# Start of Records provided

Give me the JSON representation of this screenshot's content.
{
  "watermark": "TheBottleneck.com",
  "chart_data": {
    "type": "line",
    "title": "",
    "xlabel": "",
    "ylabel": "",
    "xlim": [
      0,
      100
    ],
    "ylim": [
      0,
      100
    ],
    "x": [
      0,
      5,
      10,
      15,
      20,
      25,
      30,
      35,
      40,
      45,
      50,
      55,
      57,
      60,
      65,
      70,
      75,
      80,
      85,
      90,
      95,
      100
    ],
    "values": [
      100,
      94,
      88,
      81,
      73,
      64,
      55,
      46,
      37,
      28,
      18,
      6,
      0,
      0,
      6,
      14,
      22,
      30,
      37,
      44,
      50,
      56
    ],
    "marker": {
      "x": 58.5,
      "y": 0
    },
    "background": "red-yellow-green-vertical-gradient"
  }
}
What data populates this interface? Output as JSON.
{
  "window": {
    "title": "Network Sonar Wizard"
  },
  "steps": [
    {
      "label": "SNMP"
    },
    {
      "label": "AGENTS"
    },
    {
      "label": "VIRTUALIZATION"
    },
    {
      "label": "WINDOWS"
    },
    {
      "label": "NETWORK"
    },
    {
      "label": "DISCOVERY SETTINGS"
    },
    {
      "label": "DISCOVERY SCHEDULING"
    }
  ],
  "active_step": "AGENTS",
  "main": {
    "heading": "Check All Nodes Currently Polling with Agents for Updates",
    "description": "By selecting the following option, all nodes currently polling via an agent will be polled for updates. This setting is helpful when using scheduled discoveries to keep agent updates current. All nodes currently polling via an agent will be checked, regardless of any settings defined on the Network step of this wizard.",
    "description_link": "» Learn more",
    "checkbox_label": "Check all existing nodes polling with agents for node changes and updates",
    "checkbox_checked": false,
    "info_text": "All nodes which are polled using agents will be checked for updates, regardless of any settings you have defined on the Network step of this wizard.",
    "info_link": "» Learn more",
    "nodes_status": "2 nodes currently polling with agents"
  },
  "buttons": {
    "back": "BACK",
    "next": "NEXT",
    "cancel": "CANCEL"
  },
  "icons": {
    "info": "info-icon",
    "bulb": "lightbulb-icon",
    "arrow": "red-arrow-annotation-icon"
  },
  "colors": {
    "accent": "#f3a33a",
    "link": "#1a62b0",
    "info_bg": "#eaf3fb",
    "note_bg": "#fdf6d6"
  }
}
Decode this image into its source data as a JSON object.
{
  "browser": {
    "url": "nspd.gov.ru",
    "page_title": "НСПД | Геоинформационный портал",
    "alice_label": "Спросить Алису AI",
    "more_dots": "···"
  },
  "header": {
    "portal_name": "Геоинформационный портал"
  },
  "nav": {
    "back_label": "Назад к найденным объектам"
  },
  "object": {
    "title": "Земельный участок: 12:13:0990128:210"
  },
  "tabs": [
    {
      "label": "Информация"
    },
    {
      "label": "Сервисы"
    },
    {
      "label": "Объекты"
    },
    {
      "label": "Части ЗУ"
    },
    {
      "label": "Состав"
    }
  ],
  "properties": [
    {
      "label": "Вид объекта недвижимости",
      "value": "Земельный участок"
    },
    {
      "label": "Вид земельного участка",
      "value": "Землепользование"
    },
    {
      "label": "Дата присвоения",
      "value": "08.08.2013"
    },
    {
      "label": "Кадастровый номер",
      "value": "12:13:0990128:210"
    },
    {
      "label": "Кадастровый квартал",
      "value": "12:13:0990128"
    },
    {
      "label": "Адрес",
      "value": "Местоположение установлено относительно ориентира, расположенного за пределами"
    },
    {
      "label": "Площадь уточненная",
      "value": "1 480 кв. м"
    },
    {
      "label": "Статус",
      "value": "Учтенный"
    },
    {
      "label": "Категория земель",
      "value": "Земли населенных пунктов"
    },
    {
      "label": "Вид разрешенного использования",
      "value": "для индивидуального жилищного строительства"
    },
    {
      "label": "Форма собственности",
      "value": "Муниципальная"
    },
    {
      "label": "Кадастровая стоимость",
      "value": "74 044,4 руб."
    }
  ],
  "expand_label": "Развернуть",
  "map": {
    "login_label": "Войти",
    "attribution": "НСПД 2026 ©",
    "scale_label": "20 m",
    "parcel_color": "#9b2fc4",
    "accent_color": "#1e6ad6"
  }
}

# End of Records provided

• [Problem]: Set every line of the listing down word for word.

• [Correct result]:
Give me the JSON representation of this screenshot's content.
{
  "watermark": "TheBottleneck.com",
  "chart_data": {
    "type": "line",
    "title": "",
    "xlabel": "",
    "ylabel": "",
    "xlim": [
      0,
      100
    ],
    "ylim": [
      0,
      100
    ],
    "x": [
      0,
      5,
      10,
      15,
      20,
      25,
      30,
      35,
      40,
      45,
      50,
      55,
      57,
      60,
      65,
      70,
      75,
      80,
      85,
      90,
      95,
      100
    ],
    "values": [
      100,
      94,
      88,
      81,
      73,
      64,
      55,
      46,
      37,
      28,
      18,
      6,
      0,
      0,
      6,
      14,
      22,
      30,
      37,
      44,
      50,
      56
    ],
    "marker": {
      "x": 58.5,
      "y": 0
    },
    "background": "red-yellow-green-vertical-gradient"
  }
}
What data populates this interface? Output as JSON.
{
  "window": {
    "title": "Network Sonar Wizard"
  },
  "steps": [
    {
      "label": "SNMP"
    },
    {
      "label": "AGENTS"
    },
    {
      "label": "VIRTUALIZATION"
    },
    {
      "label": "WINDOWS"
    },
    {
      "label": "NETWORK"
    },
    {
      "label": "DISCOVERY SETTINGS"
    },
    {
      "label": "DISCOVERY SCHEDULING"
    }
  ],
  "active_step": "AGENTS",
  "main": {
    "heading": "Check All Nodes Currently Polling with Agents for Updates",
    "description": "By selecting the following option, all nodes currently polling via an agent will be polled for updates. This setting is helpful when using scheduled discoveries to keep agent updates current. All nodes currently polling via an agent will be checked, regardless of any settings defined on the Network step of this wizard.",
    "description_link": "» Learn more",
    "checkbox_label": "Check all existing nodes polling with agents for node changes and updates",
    "checkbox_checked": false,
    "info_text": "All nodes which are polled using agents will be checked for updates, regardless of any settings you have defined on the Network step of this wizard.",
    "info_link": "» Learn more",
    "nodes_status": "2 nodes currently polling with agents"
  },
  "buttons": {
    "back": "BACK",
    "next": "NEXT",
    "cancel": "CANCEL"
  },
  "icons": {
    "info": "info-icon",
    "bulb": "lightbulb-icon",
    "arrow": "red-arrow-annotation-icon"
  },
  "colors": {
    "accent": "#f3a33a",
    "link": "#1a62b0",
    "info_bg": "#eaf3fb",
    "note_bg": "#fdf6d6"
  }
}
Decode this image into its source data as a JSON object.
{
  "browser": {
    "url": "nspd.gov.ru",
    "page_title": "НСПД | Геоинформационный портал",
    "alice_label": "Спросить Алису AI",
    "more_dots": "···"
  },
  "header": {
    "portal_name": "Геоинформационный портал"
  },
  "nav": {
    "back_label": "Назад к найденным объектам"
  },
  "object": {
    "title": "Земельный участок: 12:13:0990128:210"
  },
  "tabs": [
    {
      "label": "Информация"
    },
    {
      "label": "Сервисы"
    },
    {
      "label": "Объекты"
    },
    {
      "label": "Части ЗУ"
    },
    {
      "label": "Состав"
    }
  ],
  "properties": [
    {
      "label": "Вид объекта недвижимости",
      "value": "Земельный участок"
    },
    {
      "label": "Вид земельного участка",
      "value": "Землепользование"
    },
    {
      "label": "Дата присвоения",
      "value": "08.08.2013"
    },
    {
      "label": "Кадастровый номер",
      "value": "12:13:0990128:210"
    },
    {
      "label": "Кадастровый квартал",
      "value": "12:13:0990128"
    },
    {
      "label": "Адрес",
      "value": "Местоположение установлено относительно ориентира, расположенного за пределами"
    },
    {
      "label": "Площадь уточненная",
      "value": "1 480 кв. м"
    },
    {
      "label": "Статус",
      "value": "Учтенный"
    },
    {
      "label": "Категория земель",
      "value": "Земли населенных пунктов"
    },
    {
      "label": "Вид разрешенного использования",
      "value": "для индивидуального жилищного строительства"
    },
    {
      "label": "Форма собственности",
      "value": "Муниципальная"
    },
    {
      "label": "Кадастровая стоимость",
      "value": "74 044,4 руб."
    }
  ],
  "expand_label": "Развернуть",
  "map": {
    "login_label": "Войти",
    "attribution": "НСПД 2026 ©",
    "scale_label": "20 m",
    "parcel_color": "#9b2fc4",
    "accent_color": "#1e6ad6"
  }
}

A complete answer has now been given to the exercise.